Report how many lines include the word "screenshot", and nothing besides that number.

Extracts from a graphics dataset:
════════

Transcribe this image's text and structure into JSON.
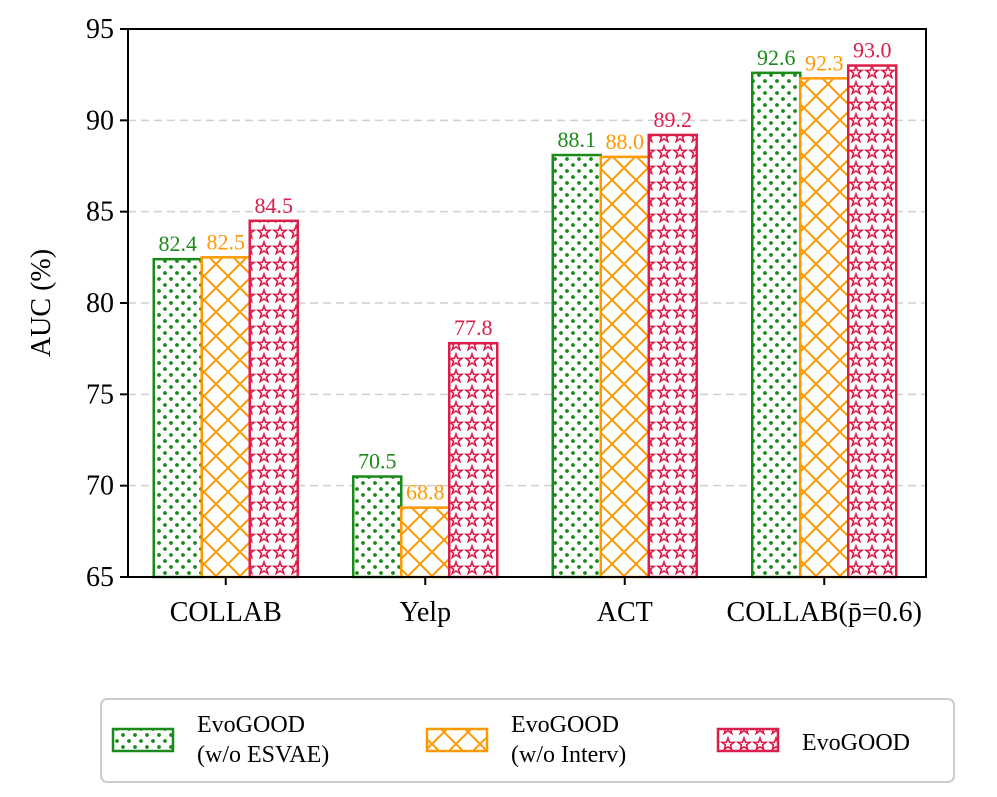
{
  "chart_data": {
    "type": "bar",
    "categories": [
      "COLLAB",
      "Yelp",
      "ACT",
      "COLLAB(p̄=0.6)"
    ],
    "series": [
      {
        "name": "EvoGOOD\n(w/o ESVAE)",
        "values": [
          82.4,
          70.5,
          88.1,
          92.6
        ],
        "color": "#1a8a1a",
        "pattern": "dots"
      },
      {
        "name": "EvoGOOD\n(w/o Interv)",
        "values": [
          82.5,
          68.8,
          88.0,
          92.3
        ],
        "color": "#ff9900",
        "pattern": "crosshatch"
      },
      {
        "name": "EvoGOOD",
        "values": [
          84.5,
          77.8,
          89.2,
          93.0
        ],
        "color": "#dc1e4b",
        "pattern": "stars"
      }
    ],
    "value_labels": [
      [
        "82.4",
        "70.5",
        "88.1",
        "92.6"
      ],
      [
        "82.5",
        "68.8",
        "88.0",
        "92.3"
      ],
      [
        "84.5",
        "77.8",
        "89.2",
        "93.0"
      ]
    ],
    "ylabel": "AUC (%)",
    "xlabel": "",
    "ylim": [
      65,
      95
    ],
    "yticks": [
      65,
      70,
      75,
      80,
      85,
      90,
      95
    ],
    "ytick_labels": [
      "65",
      "70",
      "75",
      "80",
      "85",
      "90",
      "95"
    ],
    "grid": "horizontal dashed",
    "legend_position": "bottom-center"
  }
}
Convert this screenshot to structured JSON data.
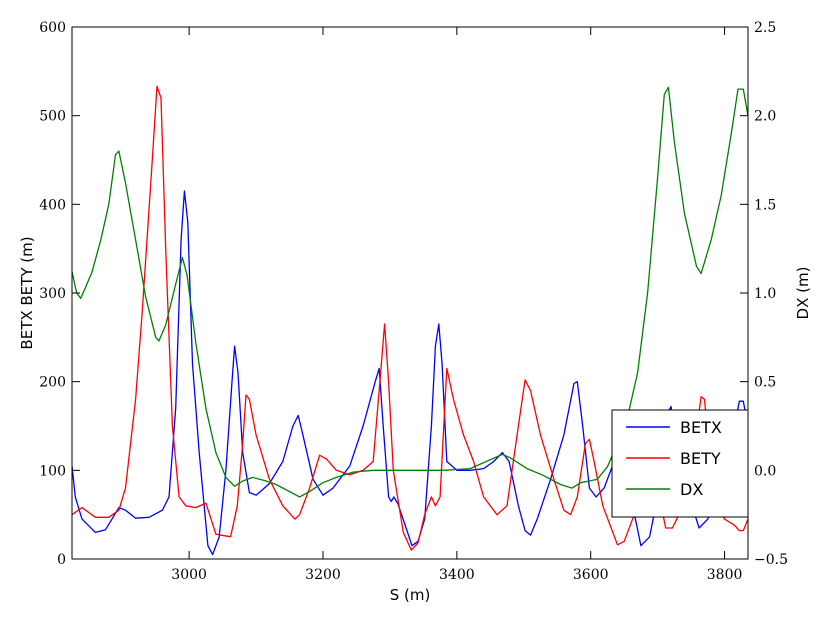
{
  "chart_data": {
    "type": "line",
    "xlabel": "S (m)",
    "ylabel_left": "BETX BETY (m)",
    "ylabel_right": "DX (m)",
    "xlim": [
      2825,
      3835
    ],
    "ylim_left": [
      0,
      600
    ],
    "ylim_right": [
      -0.5,
      2.5
    ],
    "xticks": [
      3000,
      3200,
      3400,
      3600,
      3800
    ],
    "yticks_left": [
      0,
      100,
      200,
      300,
      400,
      500,
      600
    ],
    "yticks_right": [
      -0.5,
      0.0,
      0.5,
      1.0,
      1.5,
      2.0,
      2.5
    ],
    "ytick_labels_left": [
      "0",
      "100",
      "200",
      "300",
      "400",
      "500",
      "600"
    ],
    "ytick_labels_right": [
      "−0.5",
      "0.0",
      "0.5",
      "1.0",
      "1.5",
      "2.0",
      "2.5"
    ],
    "xtick_labels": [
      "3000",
      "3200",
      "3400",
      "3600",
      "3800"
    ],
    "legend_position": "lower-right",
    "grid": false,
    "series": [
      {
        "name": "BETX",
        "axis": "left",
        "color": "#0000ff",
        "points": [
          [
            2825,
            105
          ],
          [
            2830,
            70
          ],
          [
            2840,
            45
          ],
          [
            2860,
            30
          ],
          [
            2875,
            33
          ],
          [
            2895,
            58
          ],
          [
            2905,
            55
          ],
          [
            2920,
            46
          ],
          [
            2940,
            47
          ],
          [
            2960,
            55
          ],
          [
            2970,
            70
          ],
          [
            2980,
            170
          ],
          [
            2988,
            360
          ],
          [
            2993,
            415
          ],
          [
            2998,
            380
          ],
          [
            3005,
            220
          ],
          [
            3015,
            120
          ],
          [
            3028,
            15
          ],
          [
            3035,
            5
          ],
          [
            3045,
            25
          ],
          [
            3055,
            100
          ],
          [
            3064,
            200
          ],
          [
            3068,
            240
          ],
          [
            3073,
            210
          ],
          [
            3080,
            120
          ],
          [
            3090,
            75
          ],
          [
            3100,
            72
          ],
          [
            3120,
            85
          ],
          [
            3140,
            110
          ],
          [
            3155,
            150
          ],
          [
            3163,
            162
          ],
          [
            3170,
            140
          ],
          [
            3185,
            90
          ],
          [
            3200,
            72
          ],
          [
            3215,
            80
          ],
          [
            3240,
            105
          ],
          [
            3260,
            150
          ],
          [
            3278,
            200
          ],
          [
            3284,
            215
          ],
          [
            3290,
            150
          ],
          [
            3298,
            70
          ],
          [
            3302,
            65
          ],
          [
            3306,
            70
          ],
          [
            3312,
            62
          ],
          [
            3322,
            40
          ],
          [
            3333,
            15
          ],
          [
            3342,
            20
          ],
          [
            3352,
            45
          ],
          [
            3362,
            150
          ],
          [
            3368,
            240
          ],
          [
            3373,
            265
          ],
          [
            3378,
            220
          ],
          [
            3385,
            110
          ],
          [
            3400,
            100
          ],
          [
            3420,
            100
          ],
          [
            3440,
            102
          ],
          [
            3455,
            110
          ],
          [
            3468,
            120
          ],
          [
            3478,
            110
          ],
          [
            3492,
            60
          ],
          [
            3502,
            32
          ],
          [
            3510,
            27
          ],
          [
            3520,
            45
          ],
          [
            3540,
            90
          ],
          [
            3560,
            140
          ],
          [
            3575,
            198
          ],
          [
            3580,
            200
          ],
          [
            3588,
            150
          ],
          [
            3598,
            80
          ],
          [
            3608,
            70
          ],
          [
            3620,
            80
          ],
          [
            3635,
            110
          ],
          [
            3645,
            130
          ],
          [
            3660,
            70
          ],
          [
            3675,
            15
          ],
          [
            3688,
            25
          ],
          [
            3700,
            70
          ],
          [
            3715,
            165
          ],
          [
            3720,
            172
          ],
          [
            3730,
            125
          ],
          [
            3745,
            75
          ],
          [
            3762,
            35
          ],
          [
            3775,
            45
          ],
          [
            3795,
            90
          ],
          [
            3810,
            130
          ],
          [
            3822,
            178
          ],
          [
            3828,
            178
          ],
          [
            3835,
            150
          ]
        ]
      },
      {
        "name": "BETY",
        "axis": "left",
        "color": "#ff0000",
        "points": [
          [
            2825,
            50
          ],
          [
            2840,
            58
          ],
          [
            2860,
            47
          ],
          [
            2880,
            47
          ],
          [
            2895,
            55
          ],
          [
            2905,
            80
          ],
          [
            2920,
            180
          ],
          [
            2930,
            280
          ],
          [
            2945,
            450
          ],
          [
            2952,
            533
          ],
          [
            2958,
            520
          ],
          [
            2965,
            350
          ],
          [
            2975,
            150
          ],
          [
            2985,
            70
          ],
          [
            2995,
            60
          ],
          [
            3010,
            58
          ],
          [
            3025,
            63
          ],
          [
            3040,
            28
          ],
          [
            3062,
            25
          ],
          [
            3072,
            60
          ],
          [
            3080,
            130
          ],
          [
            3085,
            185
          ],
          [
            3090,
            180
          ],
          [
            3100,
            140
          ],
          [
            3120,
            90
          ],
          [
            3140,
            60
          ],
          [
            3158,
            45
          ],
          [
            3165,
            50
          ],
          [
            3180,
            80
          ],
          [
            3195,
            117
          ],
          [
            3205,
            113
          ],
          [
            3220,
            100
          ],
          [
            3240,
            95
          ],
          [
            3260,
            100
          ],
          [
            3275,
            110
          ],
          [
            3285,
            200
          ],
          [
            3292,
            265
          ],
          [
            3298,
            200
          ],
          [
            3305,
            100
          ],
          [
            3320,
            30
          ],
          [
            3332,
            10
          ],
          [
            3342,
            18
          ],
          [
            3352,
            50
          ],
          [
            3362,
            70
          ],
          [
            3368,
            60
          ],
          [
            3375,
            70
          ],
          [
            3385,
            215
          ],
          [
            3395,
            180
          ],
          [
            3410,
            140
          ],
          [
            3425,
            110
          ],
          [
            3440,
            70
          ],
          [
            3460,
            50
          ],
          [
            3475,
            60
          ],
          [
            3490,
            140
          ],
          [
            3502,
            202
          ],
          [
            3510,
            190
          ],
          [
            3525,
            140
          ],
          [
            3545,
            90
          ],
          [
            3560,
            55
          ],
          [
            3570,
            50
          ],
          [
            3580,
            70
          ],
          [
            3592,
            130
          ],
          [
            3598,
            135
          ],
          [
            3605,
            110
          ],
          [
            3618,
            60
          ],
          [
            3628,
            40
          ],
          [
            3640,
            16
          ],
          [
            3650,
            20
          ],
          [
            3670,
            60
          ],
          [
            3685,
            100
          ],
          [
            3700,
            80
          ],
          [
            3712,
            35
          ],
          [
            3722,
            35
          ],
          [
            3735,
            55
          ],
          [
            3752,
            110
          ],
          [
            3765,
            183
          ],
          [
            3770,
            180
          ],
          [
            3780,
            100
          ],
          [
            3790,
            60
          ],
          [
            3800,
            45
          ],
          [
            3815,
            38
          ],
          [
            3822,
            32
          ],
          [
            3828,
            32
          ],
          [
            3835,
            45
          ]
        ]
      },
      {
        "name": "DX",
        "axis": "right",
        "color": "#008000",
        "points": [
          [
            2825,
            1.12
          ],
          [
            2832,
            1.0
          ],
          [
            2838,
            0.97
          ],
          [
            2845,
            1.03
          ],
          [
            2855,
            1.12
          ],
          [
            2868,
            1.3
          ],
          [
            2880,
            1.5
          ],
          [
            2890,
            1.78
          ],
          [
            2895,
            1.8
          ],
          [
            2905,
            1.62
          ],
          [
            2920,
            1.3
          ],
          [
            2935,
            0.98
          ],
          [
            2950,
            0.75
          ],
          [
            2955,
            0.73
          ],
          [
            2965,
            0.82
          ],
          [
            2980,
            1.05
          ],
          [
            2990,
            1.2
          ],
          [
            2997,
            1.1
          ],
          [
            3010,
            0.72
          ],
          [
            3025,
            0.35
          ],
          [
            3040,
            0.1
          ],
          [
            3055,
            -0.04
          ],
          [
            3068,
            -0.09
          ],
          [
            3080,
            -0.06
          ],
          [
            3095,
            -0.04
          ],
          [
            3115,
            -0.06
          ],
          [
            3130,
            -0.08
          ],
          [
            3150,
            -0.12
          ],
          [
            3165,
            -0.15
          ],
          [
            3180,
            -0.12
          ],
          [
            3200,
            -0.07
          ],
          [
            3220,
            -0.04
          ],
          [
            3245,
            -0.01
          ],
          [
            3275,
            0.0
          ],
          [
            3330,
            0.0
          ],
          [
            3380,
            0.0
          ],
          [
            3420,
            0.01
          ],
          [
            3450,
            0.06
          ],
          [
            3468,
            0.09
          ],
          [
            3480,
            0.07
          ],
          [
            3505,
            0.01
          ],
          [
            3530,
            -0.03
          ],
          [
            3555,
            -0.08
          ],
          [
            3572,
            -0.1
          ],
          [
            3585,
            -0.07
          ],
          [
            3598,
            -0.06
          ],
          [
            3610,
            -0.05
          ],
          [
            3625,
            0.02
          ],
          [
            3640,
            0.15
          ],
          [
            3655,
            0.3
          ],
          [
            3670,
            0.55
          ],
          [
            3685,
            1.0
          ],
          [
            3700,
            1.65
          ],
          [
            3710,
            2.12
          ],
          [
            3716,
            2.16
          ],
          [
            3725,
            1.85
          ],
          [
            3740,
            1.45
          ],
          [
            3758,
            1.15
          ],
          [
            3765,
            1.11
          ],
          [
            3780,
            1.3
          ],
          [
            3795,
            1.55
          ],
          [
            3810,
            1.9
          ],
          [
            3820,
            2.15
          ],
          [
            3828,
            2.15
          ],
          [
            3835,
            2.0
          ]
        ]
      }
    ]
  }
}
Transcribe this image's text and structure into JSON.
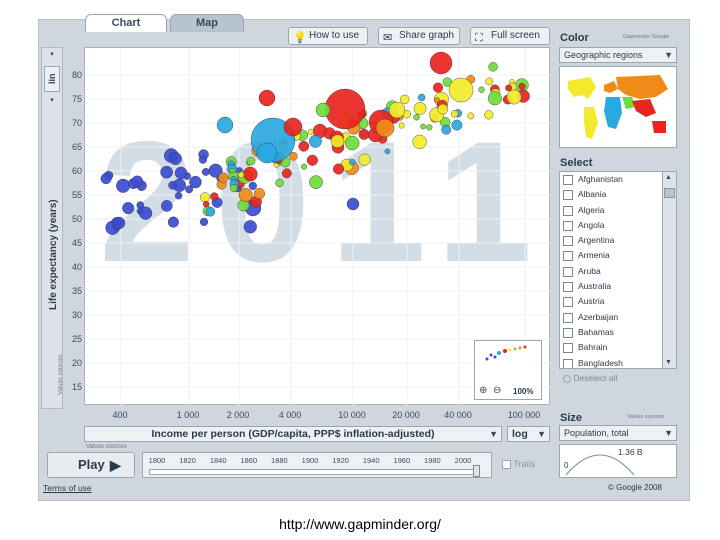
{
  "tabs": [
    "Chart",
    "Map"
  ],
  "toolbar": {
    "how_to_use": "How to use",
    "share_graph": "Share graph",
    "full_screen": "Full screen"
  },
  "watermark_year": "2011",
  "y_axis": {
    "label": "Life expectancy (years)",
    "scale": "lin",
    "ticks": [
      "80",
      "75",
      "70",
      "65",
      "60",
      "55",
      "50",
      "45",
      "40",
      "35",
      "30",
      "25",
      "20",
      "15"
    ],
    "source_label": "Values sources"
  },
  "x_axis": {
    "label": "Income per person (GDP/capita, PPP$ inflation-adjusted)",
    "scale": "log",
    "ticks": [
      "400",
      "1 000",
      "2 000",
      "4 000",
      "10 000",
      "20 000",
      "40 000",
      "100 000"
    ],
    "source_label": "Values sources"
  },
  "zoom": {
    "level": "100%"
  },
  "play": {
    "label": "Play"
  },
  "timeline": {
    "years": [
      "1800",
      "1820",
      "1840",
      "1860",
      "1880",
      "1900",
      "1920",
      "1940",
      "1960",
      "1980",
      "2000"
    ],
    "selected": 2011
  },
  "trails": {
    "label": "Trails"
  },
  "color_panel": {
    "title": "Color",
    "credit": "Gapminder Google",
    "selection": "Geographic regions"
  },
  "select_panel": {
    "title": "Select",
    "countries": [
      "Afghanistan",
      "Albania",
      "Algeria",
      "Angola",
      "Argentina",
      "Armenia",
      "Aruba",
      "Australia",
      "Austria",
      "Azerbaijan",
      "Bahamas",
      "Bahrain",
      "Bangladesh"
    ],
    "deselect": "Deselect all"
  },
  "size_panel": {
    "title": "Size",
    "credit": "Values sources",
    "selection": "Population, total",
    "value": "1.36 B",
    "min": "0"
  },
  "footer": {
    "terms": "Terms of use",
    "copyright": "© Google 2008"
  },
  "caption": "http://www.gapminder.org/",
  "colors": {
    "blue": "#3b4cd0",
    "cyan": "#2aa8e0",
    "green": "#6fdc3c",
    "yellow": "#f2ea2a",
    "orange": "#f08a18",
    "red": "#e8241e"
  }
}
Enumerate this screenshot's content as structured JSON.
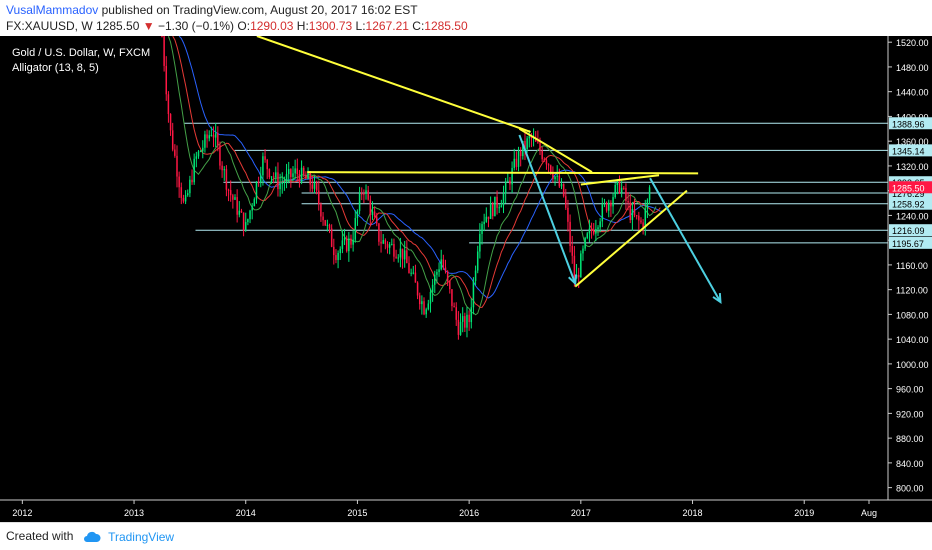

════════

> **Result for this exercise**: 2